**REQUEST:** The entries below should be given again exactly, minus their pictures.

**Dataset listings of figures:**
----------------

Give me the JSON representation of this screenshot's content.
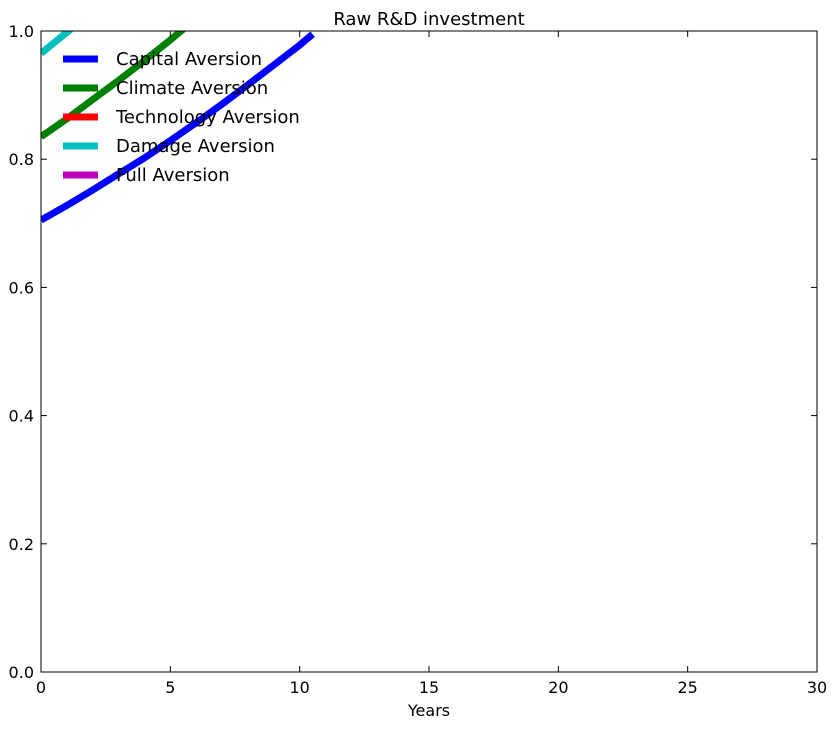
{
  "chart_data": {
    "type": "line",
    "title": "Raw R&D investment",
    "xlabel": "Years",
    "ylabel": "",
    "xlim": [
      0,
      30
    ],
    "ylim": [
      0.0,
      1.0
    ],
    "x_ticks": [
      0,
      5,
      10,
      15,
      20,
      25,
      30
    ],
    "x_tick_labels": [
      "0",
      "5",
      "10",
      "15",
      "20",
      "25",
      "30"
    ],
    "y_ticks": [
      0.0,
      0.2,
      0.4,
      0.6,
      0.8,
      1.0
    ],
    "y_tick_labels": [
      "0.0",
      "0.2",
      "0.4",
      "0.6",
      "0.8",
      "1.0"
    ],
    "grid": false,
    "legend_position": "top-left",
    "series": [
      {
        "name": "Capital Aversion",
        "color": "#0000ff",
        "x": [
          0,
          1,
          2,
          3,
          4,
          5,
          6,
          7,
          8,
          9,
          10,
          10.5
        ],
        "y": [
          0.705,
          0.728,
          0.752,
          0.777,
          0.802,
          0.829,
          0.857,
          0.886,
          0.916,
          0.947,
          0.978,
          0.995
        ]
      },
      {
        "name": "Climate Aversion",
        "color": "#008000",
        "x": [
          0,
          1,
          2,
          3,
          4,
          5,
          6
        ],
        "y": [
          0.835,
          0.863,
          0.893,
          0.923,
          0.954,
          0.986,
          1.02
        ]
      },
      {
        "name": "Technology Aversion",
        "color": "#ff0000",
        "x": [],
        "y": []
      },
      {
        "name": "Damage Aversion",
        "color": "#00bfbf",
        "x": [
          0,
          1,
          2
        ],
        "y": [
          0.965,
          0.998,
          1.03
        ]
      },
      {
        "name": "Full Aversion",
        "color": "#bf00bf",
        "x": [],
        "y": []
      }
    ]
  }
}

----------------

**THE SOLUTION:**
Give me the JSON representation of this screenshot's content.
{
  "chart_data": {
    "type": "line",
    "title": "Raw R&D investment",
    "xlabel": "Years",
    "ylabel": "",
    "xlim": [
      0,
      30
    ],
    "ylim": [
      0.0,
      1.0
    ],
    "x_ticks": [
      0,
      5,
      10,
      15,
      20,
      25,
      30
    ],
    "x_tick_labels": [
      "0",
      "5",
      "10",
      "15",
      "20",
      "25",
      "30"
    ],
    "y_ticks": [
      0.0,
      0.2,
      0.4,
      0.6,
      0.8,
      1.0
    ],
    "y_tick_labels": [
      "0.0",
      "0.2",
      "0.4",
      "0.6",
      "0.8",
      "1.0"
    ],
    "grid": false,
    "legend_position": "top-left",
    "series": [
      {
        "name": "Capital Aversion",
        "color": "#0000ff",
        "x": [
          0,
          1,
          2,
          3,
          4,
          5,
          6,
          7,
          8,
          9,
          10,
          10.5
        ],
        "y": [
          0.705,
          0.728,
          0.752,
          0.777,
          0.802,
          0.829,
          0.857,
          0.886,
          0.916,
          0.947,
          0.978,
          0.995
        ]
      },
      {
        "name": "Climate Aversion",
        "color": "#008000",
        "x": [
          0,
          1,
          2,
          3,
          4,
          5,
          6
        ],
        "y": [
          0.835,
          0.863,
          0.893,
          0.923,
          0.954,
          0.986,
          1.02
        ]
      },
      {
        "name": "Technology Aversion",
        "color": "#ff0000",
        "x": [],
        "y": []
      },
      {
        "name": "Damage Aversion",
        "color": "#00bfbf",
        "x": [
          0,
          1,
          2
        ],
        "y": [
          0.965,
          0.998,
          1.03
        ]
      },
      {
        "name": "Full Aversion",
        "color": "#bf00bf",
        "x": [],
        "y": []
      }
    ]
  }
}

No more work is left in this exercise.